_EXERCISE OBJECTIVE_
Every line that contains the word "menciona" should be copied.

_RAW RECORDS_
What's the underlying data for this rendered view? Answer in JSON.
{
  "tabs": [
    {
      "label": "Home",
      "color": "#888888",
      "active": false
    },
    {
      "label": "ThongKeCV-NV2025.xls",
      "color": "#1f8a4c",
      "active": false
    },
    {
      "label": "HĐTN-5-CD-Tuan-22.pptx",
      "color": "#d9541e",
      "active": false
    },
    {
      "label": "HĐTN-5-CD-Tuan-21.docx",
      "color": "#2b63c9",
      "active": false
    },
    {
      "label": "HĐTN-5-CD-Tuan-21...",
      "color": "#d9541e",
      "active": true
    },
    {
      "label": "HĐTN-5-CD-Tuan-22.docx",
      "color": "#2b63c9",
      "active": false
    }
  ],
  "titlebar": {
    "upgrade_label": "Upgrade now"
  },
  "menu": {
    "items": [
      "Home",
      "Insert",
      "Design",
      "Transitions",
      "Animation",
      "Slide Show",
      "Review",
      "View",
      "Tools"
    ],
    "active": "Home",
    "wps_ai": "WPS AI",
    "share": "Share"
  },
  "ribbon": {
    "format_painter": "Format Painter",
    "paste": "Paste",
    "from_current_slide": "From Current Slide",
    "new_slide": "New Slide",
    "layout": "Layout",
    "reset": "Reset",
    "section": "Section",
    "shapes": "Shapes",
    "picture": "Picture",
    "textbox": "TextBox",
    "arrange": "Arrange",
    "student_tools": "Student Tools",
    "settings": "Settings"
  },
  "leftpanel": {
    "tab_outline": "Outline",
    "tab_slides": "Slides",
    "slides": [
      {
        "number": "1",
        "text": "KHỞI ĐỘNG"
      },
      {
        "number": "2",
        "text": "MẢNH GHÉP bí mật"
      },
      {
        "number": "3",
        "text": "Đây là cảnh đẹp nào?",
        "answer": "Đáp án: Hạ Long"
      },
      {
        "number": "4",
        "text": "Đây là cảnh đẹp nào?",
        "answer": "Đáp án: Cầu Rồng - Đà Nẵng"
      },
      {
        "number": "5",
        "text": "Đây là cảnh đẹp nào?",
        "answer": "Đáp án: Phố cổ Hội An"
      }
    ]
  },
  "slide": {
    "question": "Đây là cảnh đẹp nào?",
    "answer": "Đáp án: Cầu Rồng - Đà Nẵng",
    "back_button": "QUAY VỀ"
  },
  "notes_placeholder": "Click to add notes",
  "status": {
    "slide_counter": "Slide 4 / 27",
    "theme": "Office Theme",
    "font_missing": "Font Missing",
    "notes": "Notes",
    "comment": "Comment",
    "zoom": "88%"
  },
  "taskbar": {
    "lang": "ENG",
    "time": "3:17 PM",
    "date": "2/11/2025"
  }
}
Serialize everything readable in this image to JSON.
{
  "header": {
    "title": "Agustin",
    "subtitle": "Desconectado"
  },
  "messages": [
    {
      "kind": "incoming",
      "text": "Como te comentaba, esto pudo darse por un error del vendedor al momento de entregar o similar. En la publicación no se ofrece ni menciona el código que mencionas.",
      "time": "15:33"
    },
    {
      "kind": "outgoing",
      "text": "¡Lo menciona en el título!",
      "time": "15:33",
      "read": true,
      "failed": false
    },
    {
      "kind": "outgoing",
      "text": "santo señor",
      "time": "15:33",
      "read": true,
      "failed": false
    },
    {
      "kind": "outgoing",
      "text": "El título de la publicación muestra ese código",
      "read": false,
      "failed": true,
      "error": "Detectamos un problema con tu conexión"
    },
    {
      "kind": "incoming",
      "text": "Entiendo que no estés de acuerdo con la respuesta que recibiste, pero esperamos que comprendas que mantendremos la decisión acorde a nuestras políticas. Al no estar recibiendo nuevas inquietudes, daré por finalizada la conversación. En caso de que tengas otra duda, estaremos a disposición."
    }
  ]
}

---

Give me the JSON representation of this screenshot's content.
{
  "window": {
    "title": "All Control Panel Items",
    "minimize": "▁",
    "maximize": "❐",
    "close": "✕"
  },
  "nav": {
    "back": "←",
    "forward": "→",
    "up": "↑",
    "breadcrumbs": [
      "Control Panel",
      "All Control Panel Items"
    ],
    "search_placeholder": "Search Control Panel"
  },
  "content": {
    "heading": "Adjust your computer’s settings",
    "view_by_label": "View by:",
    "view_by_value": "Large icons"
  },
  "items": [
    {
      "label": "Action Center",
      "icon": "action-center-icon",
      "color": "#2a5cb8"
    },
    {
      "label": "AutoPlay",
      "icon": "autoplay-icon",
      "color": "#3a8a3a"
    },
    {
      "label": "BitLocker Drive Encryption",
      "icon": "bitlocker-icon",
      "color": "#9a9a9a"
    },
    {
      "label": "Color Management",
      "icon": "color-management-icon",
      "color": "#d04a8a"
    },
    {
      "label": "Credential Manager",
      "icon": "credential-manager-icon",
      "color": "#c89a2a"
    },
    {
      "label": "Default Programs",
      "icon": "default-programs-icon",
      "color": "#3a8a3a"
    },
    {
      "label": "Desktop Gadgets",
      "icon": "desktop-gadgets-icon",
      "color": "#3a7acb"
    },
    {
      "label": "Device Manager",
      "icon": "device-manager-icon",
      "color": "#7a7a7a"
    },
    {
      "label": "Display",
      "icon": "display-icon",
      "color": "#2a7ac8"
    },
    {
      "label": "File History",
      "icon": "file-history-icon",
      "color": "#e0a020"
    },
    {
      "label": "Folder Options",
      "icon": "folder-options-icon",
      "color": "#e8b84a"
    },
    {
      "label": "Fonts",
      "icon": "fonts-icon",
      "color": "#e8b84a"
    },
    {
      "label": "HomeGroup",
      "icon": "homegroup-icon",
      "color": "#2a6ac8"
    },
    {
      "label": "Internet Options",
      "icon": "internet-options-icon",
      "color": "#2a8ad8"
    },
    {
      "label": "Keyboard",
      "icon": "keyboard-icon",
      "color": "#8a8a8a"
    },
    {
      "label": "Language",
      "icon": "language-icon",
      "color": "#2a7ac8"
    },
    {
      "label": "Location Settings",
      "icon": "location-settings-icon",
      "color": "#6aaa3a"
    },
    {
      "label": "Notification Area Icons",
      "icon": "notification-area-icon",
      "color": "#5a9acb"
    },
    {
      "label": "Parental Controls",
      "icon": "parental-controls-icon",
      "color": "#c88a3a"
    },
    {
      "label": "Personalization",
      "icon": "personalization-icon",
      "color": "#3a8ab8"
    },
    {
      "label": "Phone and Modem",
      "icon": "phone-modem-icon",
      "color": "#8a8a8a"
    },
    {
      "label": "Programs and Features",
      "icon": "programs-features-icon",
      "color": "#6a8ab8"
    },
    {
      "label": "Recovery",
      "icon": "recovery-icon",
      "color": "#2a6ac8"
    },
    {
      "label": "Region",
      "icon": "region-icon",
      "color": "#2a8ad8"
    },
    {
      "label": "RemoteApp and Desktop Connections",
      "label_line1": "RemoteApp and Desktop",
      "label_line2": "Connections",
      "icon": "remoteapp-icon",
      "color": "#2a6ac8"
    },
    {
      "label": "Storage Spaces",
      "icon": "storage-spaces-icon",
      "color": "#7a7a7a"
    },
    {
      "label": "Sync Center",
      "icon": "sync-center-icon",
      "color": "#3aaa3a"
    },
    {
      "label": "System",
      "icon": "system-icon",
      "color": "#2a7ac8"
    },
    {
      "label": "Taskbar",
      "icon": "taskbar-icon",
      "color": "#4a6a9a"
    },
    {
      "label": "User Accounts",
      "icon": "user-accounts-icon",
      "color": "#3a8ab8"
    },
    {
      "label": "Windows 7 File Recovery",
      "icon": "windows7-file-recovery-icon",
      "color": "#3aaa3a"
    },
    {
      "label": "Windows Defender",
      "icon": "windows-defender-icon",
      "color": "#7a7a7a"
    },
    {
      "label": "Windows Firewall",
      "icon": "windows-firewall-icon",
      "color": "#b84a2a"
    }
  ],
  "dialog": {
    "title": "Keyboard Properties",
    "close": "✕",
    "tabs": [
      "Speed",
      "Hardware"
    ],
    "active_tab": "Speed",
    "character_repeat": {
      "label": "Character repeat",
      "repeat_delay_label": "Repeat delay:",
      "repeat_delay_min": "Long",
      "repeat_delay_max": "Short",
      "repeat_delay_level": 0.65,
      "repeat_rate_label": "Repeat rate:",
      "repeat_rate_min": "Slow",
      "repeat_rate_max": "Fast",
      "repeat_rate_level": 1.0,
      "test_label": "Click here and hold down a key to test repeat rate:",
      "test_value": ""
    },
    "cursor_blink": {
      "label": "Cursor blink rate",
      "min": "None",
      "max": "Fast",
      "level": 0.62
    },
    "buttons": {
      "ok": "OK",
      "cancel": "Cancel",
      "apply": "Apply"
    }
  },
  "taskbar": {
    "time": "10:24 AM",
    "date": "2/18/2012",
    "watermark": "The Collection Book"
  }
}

_ANSWER FOR THE TASK_
      "text": "Como te comentaba, esto pudo darse por un error del vendedor al momento de entregar o similar. En la publicación no se ofrece ni menciona el código que mencionas.",
      "text": "¡Lo menciona en el título!",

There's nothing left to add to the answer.